A: Our operational definition of trust is the willingness of an organization or society to rely on AI systems to make decisions. In December 2020, the White House issued an executive order, titled “Promoting the Use of Trustworthy Artificial Intelligence in the Federal Government,” which defined 10 principles for designing, developing and acquiring AI for use in government. These include requirements that algorithms are accurate, reliable and effective; explainable to subject matter experts, users and those affected by the algorithm; and fair and consistent with the values of our nation. These broad definitions serve to frame our technical approaches to defining measures of accuracy, explainability, interpretability and fairness that are key foundations of trust.            

NRT team
From left, SEAS Professors Rachelle Heller (CS), Ekundayo Shittu (EMSE), Zoe Szajnfarber (EMSE) and Robert Pless (CS) are leading the $3 million “Co-Design of Trustworthy AI and Future Work Systems” project funded by the National Science Foundation. (William Atkins/GW Today)

Q: Is there something you feel people misunderstand or misjudge about AI?

A: AI is often talked about as though it’s one uniform thing that can solve all our problems, but that’s misleading. There are currently a large number of algorithmic approaches that broadly fall under the umbrella of AI, and they vary widely in terms of both their capabilities for inference and prediction and the opportunity for unknowingly introducing bias and the limits of where they will work.

Collected data entries:

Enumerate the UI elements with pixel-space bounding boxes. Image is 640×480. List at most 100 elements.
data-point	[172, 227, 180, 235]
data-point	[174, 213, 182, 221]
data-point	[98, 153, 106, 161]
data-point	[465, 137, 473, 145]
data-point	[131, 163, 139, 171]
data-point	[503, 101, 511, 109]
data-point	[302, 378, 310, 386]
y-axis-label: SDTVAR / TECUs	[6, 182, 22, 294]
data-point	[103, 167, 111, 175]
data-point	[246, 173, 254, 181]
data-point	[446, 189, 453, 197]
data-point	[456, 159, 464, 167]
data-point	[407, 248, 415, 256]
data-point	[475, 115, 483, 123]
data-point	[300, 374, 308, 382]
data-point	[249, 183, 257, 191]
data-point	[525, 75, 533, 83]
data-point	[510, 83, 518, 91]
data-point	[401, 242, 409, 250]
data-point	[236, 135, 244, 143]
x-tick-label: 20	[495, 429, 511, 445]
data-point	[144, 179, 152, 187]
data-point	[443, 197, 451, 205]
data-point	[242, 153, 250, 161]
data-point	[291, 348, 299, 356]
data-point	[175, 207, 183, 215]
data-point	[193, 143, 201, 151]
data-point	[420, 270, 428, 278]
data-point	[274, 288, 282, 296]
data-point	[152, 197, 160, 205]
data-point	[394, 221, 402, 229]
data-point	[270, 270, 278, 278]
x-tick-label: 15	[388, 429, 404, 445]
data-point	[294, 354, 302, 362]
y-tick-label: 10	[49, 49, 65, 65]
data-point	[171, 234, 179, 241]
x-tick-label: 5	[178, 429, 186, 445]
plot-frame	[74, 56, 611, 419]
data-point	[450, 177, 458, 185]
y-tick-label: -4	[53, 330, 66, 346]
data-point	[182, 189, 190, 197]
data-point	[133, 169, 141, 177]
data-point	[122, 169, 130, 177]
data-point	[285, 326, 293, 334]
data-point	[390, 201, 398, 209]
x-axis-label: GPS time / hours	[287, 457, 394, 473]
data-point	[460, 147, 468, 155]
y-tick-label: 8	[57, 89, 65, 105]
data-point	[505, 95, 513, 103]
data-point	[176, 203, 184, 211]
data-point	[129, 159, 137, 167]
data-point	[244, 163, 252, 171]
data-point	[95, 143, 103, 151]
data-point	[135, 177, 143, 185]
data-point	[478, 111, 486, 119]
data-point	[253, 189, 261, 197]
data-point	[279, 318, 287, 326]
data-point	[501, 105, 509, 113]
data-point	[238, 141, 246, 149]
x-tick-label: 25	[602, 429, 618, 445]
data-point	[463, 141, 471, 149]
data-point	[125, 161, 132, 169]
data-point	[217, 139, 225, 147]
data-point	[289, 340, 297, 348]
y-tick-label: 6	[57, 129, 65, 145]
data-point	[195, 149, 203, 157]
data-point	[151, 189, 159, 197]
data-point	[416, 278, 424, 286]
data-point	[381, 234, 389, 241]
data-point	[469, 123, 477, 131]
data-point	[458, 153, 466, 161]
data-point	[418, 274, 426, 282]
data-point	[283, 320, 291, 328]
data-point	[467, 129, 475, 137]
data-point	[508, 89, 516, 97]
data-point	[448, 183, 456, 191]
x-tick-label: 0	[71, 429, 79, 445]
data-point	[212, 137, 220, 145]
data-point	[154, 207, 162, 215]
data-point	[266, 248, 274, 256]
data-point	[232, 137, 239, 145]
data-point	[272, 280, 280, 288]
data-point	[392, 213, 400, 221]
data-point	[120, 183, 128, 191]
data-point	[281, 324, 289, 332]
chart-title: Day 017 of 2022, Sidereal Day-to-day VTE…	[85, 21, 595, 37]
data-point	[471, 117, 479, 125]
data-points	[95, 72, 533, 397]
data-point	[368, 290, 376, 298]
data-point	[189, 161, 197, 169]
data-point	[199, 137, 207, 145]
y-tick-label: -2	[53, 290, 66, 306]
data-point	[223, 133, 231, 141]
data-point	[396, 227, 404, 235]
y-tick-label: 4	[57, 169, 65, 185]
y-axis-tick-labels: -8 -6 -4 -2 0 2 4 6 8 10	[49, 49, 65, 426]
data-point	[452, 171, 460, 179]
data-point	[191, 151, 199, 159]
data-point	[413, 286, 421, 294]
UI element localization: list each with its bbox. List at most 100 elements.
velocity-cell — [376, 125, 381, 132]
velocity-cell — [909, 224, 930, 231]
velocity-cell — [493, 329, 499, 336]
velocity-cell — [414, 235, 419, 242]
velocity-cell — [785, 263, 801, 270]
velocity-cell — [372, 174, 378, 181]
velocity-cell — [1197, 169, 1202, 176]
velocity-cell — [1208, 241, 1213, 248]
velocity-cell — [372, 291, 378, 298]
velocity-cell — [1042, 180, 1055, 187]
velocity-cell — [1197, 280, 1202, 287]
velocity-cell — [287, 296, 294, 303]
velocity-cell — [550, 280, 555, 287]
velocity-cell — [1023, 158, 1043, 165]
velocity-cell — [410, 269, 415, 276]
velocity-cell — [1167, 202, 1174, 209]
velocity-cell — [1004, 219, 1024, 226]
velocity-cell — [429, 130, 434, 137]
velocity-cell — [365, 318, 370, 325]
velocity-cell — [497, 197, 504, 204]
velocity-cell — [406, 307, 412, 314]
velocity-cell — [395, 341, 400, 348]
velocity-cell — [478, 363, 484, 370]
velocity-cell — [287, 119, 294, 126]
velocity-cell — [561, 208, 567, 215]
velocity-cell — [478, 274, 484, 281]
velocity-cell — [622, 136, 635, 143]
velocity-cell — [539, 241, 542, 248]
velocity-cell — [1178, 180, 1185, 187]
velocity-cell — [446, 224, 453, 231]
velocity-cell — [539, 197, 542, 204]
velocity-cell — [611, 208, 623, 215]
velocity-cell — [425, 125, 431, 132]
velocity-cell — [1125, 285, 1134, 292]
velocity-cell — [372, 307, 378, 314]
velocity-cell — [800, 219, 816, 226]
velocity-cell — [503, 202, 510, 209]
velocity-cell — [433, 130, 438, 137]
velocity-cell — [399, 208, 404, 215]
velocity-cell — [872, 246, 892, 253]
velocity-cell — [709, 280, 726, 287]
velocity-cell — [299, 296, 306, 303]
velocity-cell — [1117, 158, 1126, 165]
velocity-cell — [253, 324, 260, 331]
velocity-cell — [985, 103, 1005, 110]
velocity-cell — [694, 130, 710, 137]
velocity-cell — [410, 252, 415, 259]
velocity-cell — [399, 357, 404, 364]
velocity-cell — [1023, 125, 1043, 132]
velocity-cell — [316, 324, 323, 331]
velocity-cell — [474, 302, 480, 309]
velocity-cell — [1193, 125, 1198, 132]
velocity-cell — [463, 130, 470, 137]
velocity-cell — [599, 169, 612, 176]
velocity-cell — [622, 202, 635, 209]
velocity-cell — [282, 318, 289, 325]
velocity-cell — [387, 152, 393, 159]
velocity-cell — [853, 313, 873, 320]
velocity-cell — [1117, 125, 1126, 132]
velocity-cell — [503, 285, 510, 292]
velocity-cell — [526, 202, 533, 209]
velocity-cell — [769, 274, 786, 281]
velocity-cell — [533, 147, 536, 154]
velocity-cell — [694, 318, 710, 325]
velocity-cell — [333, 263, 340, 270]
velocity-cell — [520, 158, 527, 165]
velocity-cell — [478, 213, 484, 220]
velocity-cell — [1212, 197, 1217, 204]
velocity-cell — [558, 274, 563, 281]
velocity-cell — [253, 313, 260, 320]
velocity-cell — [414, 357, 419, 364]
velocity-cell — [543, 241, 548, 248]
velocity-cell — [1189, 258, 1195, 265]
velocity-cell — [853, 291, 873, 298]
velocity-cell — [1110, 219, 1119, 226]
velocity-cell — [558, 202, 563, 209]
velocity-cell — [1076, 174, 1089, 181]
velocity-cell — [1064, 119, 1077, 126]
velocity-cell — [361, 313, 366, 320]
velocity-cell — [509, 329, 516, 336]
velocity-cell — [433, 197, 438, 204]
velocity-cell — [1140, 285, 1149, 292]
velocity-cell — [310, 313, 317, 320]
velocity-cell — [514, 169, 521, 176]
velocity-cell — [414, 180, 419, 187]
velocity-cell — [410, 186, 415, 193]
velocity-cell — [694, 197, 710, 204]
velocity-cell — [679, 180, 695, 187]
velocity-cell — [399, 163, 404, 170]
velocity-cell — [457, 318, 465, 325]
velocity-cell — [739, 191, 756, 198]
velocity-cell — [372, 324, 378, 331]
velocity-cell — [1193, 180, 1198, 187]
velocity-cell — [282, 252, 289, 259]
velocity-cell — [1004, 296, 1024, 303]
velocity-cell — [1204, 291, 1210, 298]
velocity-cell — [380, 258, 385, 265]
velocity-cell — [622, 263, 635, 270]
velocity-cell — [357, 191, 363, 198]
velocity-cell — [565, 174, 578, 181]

> **Complete the following**:
A: In the interview on trustworthy AI, turn the paragraph beginning "Our operational definition of trust" into a short bulleted list that keeps its main facts.
B: Summarize the interview on trustworthy AI in two sentences.
The records have no connection to the text.

> **Worked answers**:
A:
- Trust is defined operationally as an organization's or society's willingness to rely on AI systems to make decisions.
- In December 2020, the White House issued an executive order titled "Promoting the Use of Trustworthy Artificial Intelligence in the Federal Government."
- The order set out 10 principles for designing, developing and acquiring AI for government use.
- These principles require algorithms to be:
  - accurate, reliable and effective
  - explainable to subject matter experts, users and those affected by the algorithm
  - fair and consistent with the nation's values
- These broad definitions frame technical approaches to measuring accuracy, explainability, interpretability and fairness, which are key foundations of trust.

B: Trust in AI is defined as the willingness of an organization or society to rely on AI systems to make decisions, and a December 2020 White House executive order set out 10 principles requiring AI used in government to be accurate, reliable, effective, explainable and fair. AI is often wrongly treated as one uniform thing that can solve all problems, when in fact it covers many algorithmic approaches that vary widely in capability, in the opportunity for unknowingly introducing bias, and in the limits of where they will work.